■ **Goal**:
Restate each line word for word. Leave out every picture.

Figure dataset records:
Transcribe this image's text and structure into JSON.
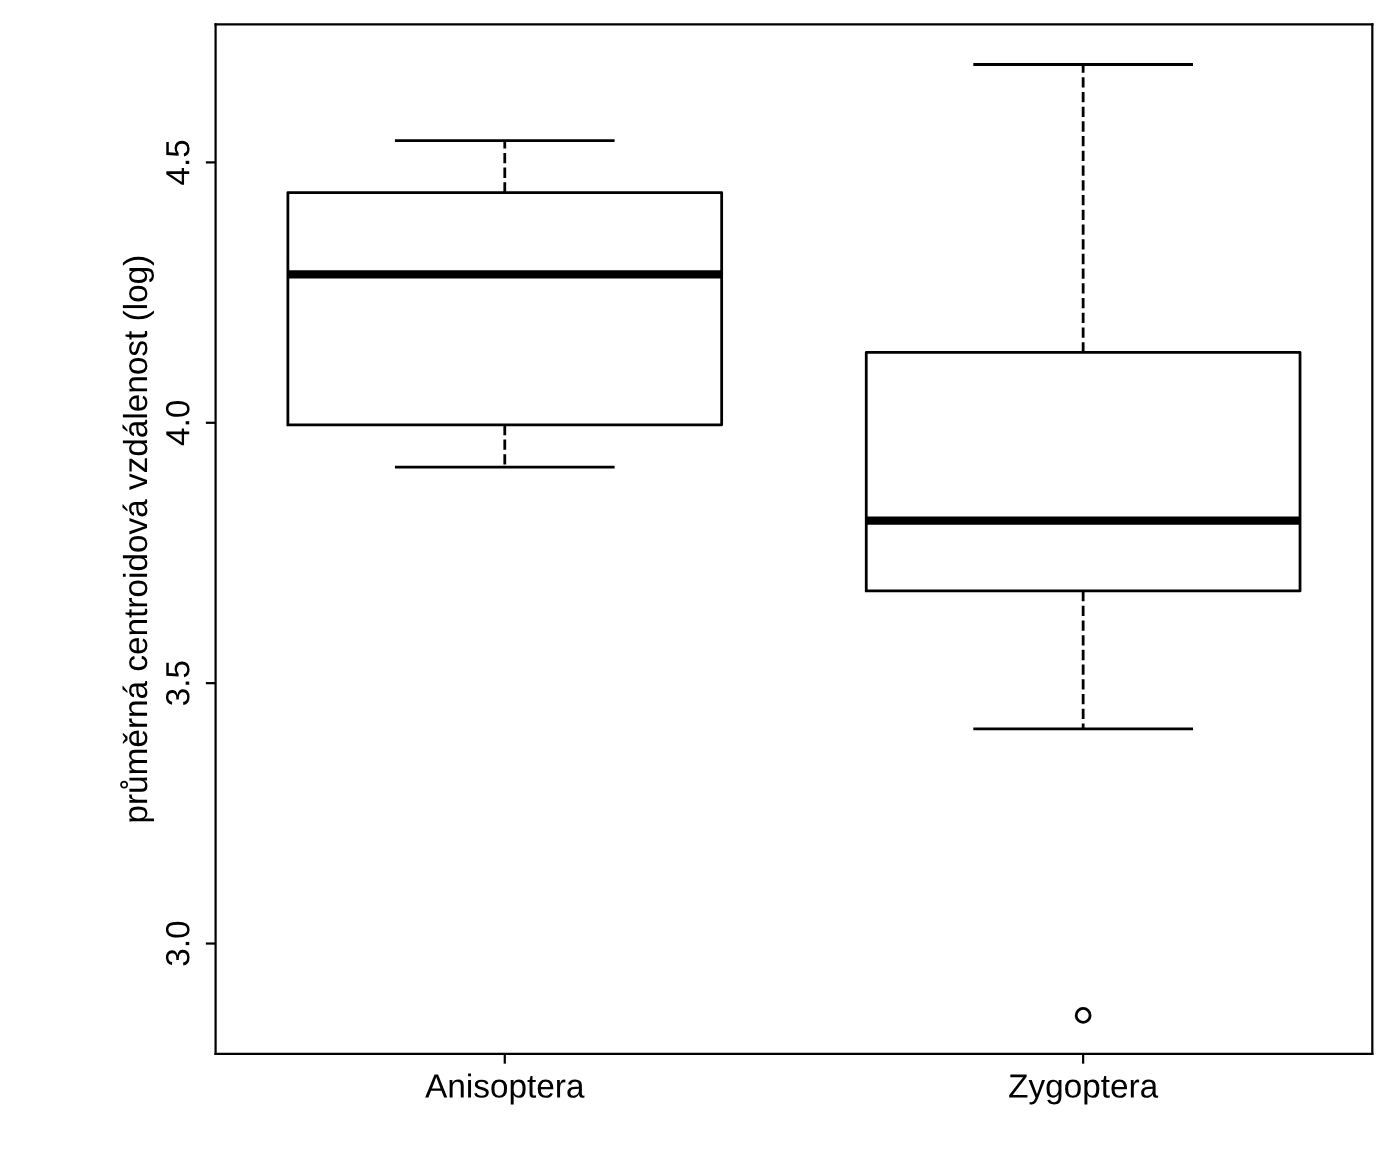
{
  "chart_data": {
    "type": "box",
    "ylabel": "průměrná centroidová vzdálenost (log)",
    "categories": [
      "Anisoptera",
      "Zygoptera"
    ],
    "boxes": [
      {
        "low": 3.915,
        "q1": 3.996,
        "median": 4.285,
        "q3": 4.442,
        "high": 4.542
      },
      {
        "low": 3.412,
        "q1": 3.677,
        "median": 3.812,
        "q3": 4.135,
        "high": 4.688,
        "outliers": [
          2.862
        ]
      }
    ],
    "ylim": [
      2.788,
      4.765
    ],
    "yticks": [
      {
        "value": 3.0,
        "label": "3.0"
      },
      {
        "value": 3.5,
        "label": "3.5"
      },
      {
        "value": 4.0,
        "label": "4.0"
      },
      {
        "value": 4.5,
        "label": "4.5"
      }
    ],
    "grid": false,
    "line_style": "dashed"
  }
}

■ **The output**:
Transcribe this image's text and structure into JSON.
{
  "chart_data": {
    "type": "box",
    "ylabel": "průměrná centroidová vzdálenost (log)",
    "categories": [
      "Anisoptera",
      "Zygoptera"
    ],
    "boxes": [
      {
        "low": 3.915,
        "q1": 3.996,
        "median": 4.285,
        "q3": 4.442,
        "high": 4.542
      },
      {
        "low": 3.412,
        "q1": 3.677,
        "median": 3.812,
        "q3": 4.135,
        "high": 4.688,
        "outliers": [
          2.862
        ]
      }
    ],
    "ylim": [
      2.788,
      4.765
    ],
    "yticks": [
      {
        "value": 3.0,
        "label": "3.0"
      },
      {
        "value": 3.5,
        "label": "3.5"
      },
      {
        "value": 4.0,
        "label": "4.0"
      },
      {
        "value": 4.5,
        "label": "4.5"
      }
    ],
    "grid": false,
    "line_style": "dashed"
  }
}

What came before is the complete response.